• **SOURCE TEXT**:
-- Opening Marker --

DarkBERT is an AI chatbot that has escaped its original developer’s intent. It was to be an advanced AI-powered cybersecurity model that detects emerging threats before they cause harm.
It is now the super evil, most malicious tool used by cybercriminals to take the world and us down!
Experts call DarkBERT an AI without ethics. Without ethical guardrails, it is a tool of widespread harm. It does not care about or wait for legislation to catch up.
It is trained on the entire dark web. Its large language modules (LLMs) are pure evil. They include niche forums, world domination, and marketplaces where you can buy any illicit product or service.
It follows WormGPT and FraudGPT – also AI bots without limitations, rules, and boundaries.
Should you panic?
This article is for education only. There is little you can do to avoid DarkBERT. As a guide, have the best AI anti-virus/malware detection, use a VPN, and take extreme care to avoid scams—in other words, do what you should already be doing.
What does DarkBERT do?
DarkBERT provides an incredibly simple AI chat interface for everything in the dark web. It has full authority, access, and control over dark web content. It is behind deepfake creation, phishing automation, malware development, counterfeit documentation, social engineering bots, adult and child trafficking, prostitution, drugs, blackmail, scams, phishing, and the list goes on.


For example, it provides cybercriminals with easier and faster ways to accomplish their objectives. AI makes launching automated attacks more efficient and accessible.

-- Closing Marker --

• **WORK TASK A**:
Please condense the paragraph of the DarkBERT article that begins "DarkBERT provides an incredibly simple AI chat interface" into a short bulleted list, keeping its main facts.
• **WORK TASK B**:
Retype the passage of the DarkBERT article starting at "DarkBERT is an" and ending at "and us down!".

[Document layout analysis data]
-- Opening Marker --

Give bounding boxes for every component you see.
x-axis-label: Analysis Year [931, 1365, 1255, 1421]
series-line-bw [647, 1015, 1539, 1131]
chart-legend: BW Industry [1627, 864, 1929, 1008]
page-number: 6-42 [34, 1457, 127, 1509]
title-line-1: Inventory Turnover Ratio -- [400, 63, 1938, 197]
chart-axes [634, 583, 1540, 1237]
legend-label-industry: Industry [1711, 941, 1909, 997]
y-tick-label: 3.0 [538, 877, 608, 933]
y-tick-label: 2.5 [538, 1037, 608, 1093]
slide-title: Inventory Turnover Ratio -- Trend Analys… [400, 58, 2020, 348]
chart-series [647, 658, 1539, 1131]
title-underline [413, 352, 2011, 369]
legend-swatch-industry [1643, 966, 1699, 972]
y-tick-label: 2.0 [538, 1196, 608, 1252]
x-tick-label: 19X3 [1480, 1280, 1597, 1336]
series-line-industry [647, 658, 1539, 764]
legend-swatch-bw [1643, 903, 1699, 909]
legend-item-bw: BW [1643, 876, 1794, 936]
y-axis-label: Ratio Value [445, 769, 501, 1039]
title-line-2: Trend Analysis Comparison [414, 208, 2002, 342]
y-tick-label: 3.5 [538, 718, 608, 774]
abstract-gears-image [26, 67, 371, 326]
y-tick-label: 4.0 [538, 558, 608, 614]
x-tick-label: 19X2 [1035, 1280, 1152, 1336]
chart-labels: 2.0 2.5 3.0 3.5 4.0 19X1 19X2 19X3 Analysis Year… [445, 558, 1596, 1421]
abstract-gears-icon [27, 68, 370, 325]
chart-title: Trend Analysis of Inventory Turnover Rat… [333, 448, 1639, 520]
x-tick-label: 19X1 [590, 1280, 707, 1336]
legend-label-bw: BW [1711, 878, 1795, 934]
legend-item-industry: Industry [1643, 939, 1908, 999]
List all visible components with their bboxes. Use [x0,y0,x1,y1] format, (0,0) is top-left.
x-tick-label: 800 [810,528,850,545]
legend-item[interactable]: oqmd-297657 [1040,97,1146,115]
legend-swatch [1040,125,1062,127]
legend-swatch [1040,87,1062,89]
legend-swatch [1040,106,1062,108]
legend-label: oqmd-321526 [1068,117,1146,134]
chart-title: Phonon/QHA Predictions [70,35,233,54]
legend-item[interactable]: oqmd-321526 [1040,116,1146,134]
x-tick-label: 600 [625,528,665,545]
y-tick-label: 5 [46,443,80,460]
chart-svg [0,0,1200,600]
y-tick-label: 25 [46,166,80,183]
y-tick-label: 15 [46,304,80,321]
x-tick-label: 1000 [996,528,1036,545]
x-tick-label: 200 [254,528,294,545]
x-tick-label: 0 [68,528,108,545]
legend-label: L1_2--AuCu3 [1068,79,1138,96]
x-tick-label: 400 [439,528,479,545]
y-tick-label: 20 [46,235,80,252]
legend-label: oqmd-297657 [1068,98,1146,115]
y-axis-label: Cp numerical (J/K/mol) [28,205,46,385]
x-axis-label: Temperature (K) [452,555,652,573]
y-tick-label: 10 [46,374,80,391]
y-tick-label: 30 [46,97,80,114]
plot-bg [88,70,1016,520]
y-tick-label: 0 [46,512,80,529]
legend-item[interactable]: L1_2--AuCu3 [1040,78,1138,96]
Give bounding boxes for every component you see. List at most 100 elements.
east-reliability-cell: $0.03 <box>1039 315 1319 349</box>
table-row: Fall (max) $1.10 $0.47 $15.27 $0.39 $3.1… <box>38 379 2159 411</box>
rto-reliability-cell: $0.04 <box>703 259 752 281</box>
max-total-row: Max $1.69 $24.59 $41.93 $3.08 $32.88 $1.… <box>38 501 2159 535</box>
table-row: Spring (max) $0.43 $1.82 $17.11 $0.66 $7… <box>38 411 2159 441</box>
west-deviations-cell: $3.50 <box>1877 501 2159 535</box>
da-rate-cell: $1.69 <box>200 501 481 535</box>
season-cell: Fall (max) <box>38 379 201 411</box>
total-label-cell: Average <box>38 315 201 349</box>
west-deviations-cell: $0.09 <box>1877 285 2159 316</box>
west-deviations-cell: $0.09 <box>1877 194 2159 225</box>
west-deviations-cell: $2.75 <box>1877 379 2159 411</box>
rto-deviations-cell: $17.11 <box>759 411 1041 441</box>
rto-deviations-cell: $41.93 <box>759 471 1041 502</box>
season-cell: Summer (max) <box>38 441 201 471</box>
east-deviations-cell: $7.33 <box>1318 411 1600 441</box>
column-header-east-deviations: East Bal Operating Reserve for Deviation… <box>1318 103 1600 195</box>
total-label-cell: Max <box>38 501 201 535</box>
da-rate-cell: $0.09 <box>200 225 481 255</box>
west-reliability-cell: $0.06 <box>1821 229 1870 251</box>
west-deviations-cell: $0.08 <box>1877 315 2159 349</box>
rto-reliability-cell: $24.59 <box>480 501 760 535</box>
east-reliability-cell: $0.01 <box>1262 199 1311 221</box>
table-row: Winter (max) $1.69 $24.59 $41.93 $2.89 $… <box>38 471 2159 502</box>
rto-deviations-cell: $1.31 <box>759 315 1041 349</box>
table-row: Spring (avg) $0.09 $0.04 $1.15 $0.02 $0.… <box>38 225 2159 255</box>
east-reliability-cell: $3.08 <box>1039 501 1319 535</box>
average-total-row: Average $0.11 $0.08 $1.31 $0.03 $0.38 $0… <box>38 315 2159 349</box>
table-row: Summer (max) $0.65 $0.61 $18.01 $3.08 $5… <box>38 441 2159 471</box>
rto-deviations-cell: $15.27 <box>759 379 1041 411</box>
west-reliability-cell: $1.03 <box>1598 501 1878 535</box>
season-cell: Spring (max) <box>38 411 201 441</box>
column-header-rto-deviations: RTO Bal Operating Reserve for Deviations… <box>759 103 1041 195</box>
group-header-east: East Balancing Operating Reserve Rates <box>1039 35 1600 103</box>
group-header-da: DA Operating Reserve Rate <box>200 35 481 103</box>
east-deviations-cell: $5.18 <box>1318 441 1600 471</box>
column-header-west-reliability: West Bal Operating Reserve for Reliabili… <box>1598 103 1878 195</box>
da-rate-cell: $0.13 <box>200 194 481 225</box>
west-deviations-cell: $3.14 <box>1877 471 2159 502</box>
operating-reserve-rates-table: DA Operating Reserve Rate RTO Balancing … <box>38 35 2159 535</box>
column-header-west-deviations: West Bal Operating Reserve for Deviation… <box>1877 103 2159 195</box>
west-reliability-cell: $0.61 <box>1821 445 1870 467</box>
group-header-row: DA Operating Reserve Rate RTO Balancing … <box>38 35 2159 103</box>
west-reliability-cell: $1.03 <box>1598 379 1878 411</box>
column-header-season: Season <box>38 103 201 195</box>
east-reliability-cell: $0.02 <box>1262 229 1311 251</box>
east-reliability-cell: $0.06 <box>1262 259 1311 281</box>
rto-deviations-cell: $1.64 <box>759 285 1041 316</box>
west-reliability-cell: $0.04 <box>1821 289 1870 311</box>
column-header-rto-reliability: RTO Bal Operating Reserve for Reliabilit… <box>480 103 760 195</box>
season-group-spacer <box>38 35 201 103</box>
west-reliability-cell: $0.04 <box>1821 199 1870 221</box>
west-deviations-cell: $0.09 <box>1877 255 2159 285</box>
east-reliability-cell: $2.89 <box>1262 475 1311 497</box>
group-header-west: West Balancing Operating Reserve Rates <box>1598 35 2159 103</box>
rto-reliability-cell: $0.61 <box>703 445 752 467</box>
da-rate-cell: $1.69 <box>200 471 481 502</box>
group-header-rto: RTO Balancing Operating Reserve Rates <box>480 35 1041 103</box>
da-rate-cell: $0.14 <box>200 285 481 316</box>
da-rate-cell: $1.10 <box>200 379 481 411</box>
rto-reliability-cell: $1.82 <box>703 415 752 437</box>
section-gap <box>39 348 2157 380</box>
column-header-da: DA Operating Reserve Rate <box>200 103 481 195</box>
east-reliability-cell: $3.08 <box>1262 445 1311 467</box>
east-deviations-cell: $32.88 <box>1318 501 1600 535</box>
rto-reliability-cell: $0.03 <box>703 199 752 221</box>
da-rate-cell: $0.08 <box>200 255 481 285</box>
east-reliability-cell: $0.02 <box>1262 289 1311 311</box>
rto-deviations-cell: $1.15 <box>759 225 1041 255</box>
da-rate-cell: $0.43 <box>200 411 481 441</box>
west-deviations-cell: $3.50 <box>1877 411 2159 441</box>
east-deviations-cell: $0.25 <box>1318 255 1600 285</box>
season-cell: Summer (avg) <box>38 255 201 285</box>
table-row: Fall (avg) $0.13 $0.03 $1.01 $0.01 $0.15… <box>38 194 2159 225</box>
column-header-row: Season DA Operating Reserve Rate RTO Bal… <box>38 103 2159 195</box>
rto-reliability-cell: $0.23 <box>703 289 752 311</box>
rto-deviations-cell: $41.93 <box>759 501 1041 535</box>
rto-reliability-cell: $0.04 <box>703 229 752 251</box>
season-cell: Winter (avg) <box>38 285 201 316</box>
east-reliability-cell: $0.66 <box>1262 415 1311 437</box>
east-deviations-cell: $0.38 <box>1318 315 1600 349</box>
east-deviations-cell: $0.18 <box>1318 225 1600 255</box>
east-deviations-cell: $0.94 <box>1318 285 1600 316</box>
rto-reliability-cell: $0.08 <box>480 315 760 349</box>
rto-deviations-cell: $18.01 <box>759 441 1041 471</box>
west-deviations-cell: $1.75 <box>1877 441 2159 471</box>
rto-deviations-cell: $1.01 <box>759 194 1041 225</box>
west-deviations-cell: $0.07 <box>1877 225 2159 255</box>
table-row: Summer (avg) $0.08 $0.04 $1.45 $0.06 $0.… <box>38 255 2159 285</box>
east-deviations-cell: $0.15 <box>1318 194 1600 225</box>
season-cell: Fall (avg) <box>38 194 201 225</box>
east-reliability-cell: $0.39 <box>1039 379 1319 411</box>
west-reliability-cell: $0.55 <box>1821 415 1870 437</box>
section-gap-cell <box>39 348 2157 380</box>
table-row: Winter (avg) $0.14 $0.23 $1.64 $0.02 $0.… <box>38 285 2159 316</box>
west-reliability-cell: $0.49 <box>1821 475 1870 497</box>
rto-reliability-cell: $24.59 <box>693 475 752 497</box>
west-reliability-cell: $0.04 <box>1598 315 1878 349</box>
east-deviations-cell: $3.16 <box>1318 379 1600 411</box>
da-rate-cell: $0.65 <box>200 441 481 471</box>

-- Closing Marker --

• **RESPONSE AREA A**:
- DarkBERT offers a very simple AI chat interface to everything on the dark web.
- It has full authority, access, and control over dark web content.
- It is behind deepfakes, phishing and its automation, malware development, counterfeit documents, social engineering bots, adult and child trafficking, prostitution, drugs, blackmail, scams, and more.

• **RESPONSE AREA B**:
DarkBERT is an AI chatbot that has escaped its original developer’s intent. It was to be an advanced AI-powered cybersecurity model that detects emerging threats before they cause harm.
It is now the super evil, most malicious tool used by cybercriminals to take the world and us down!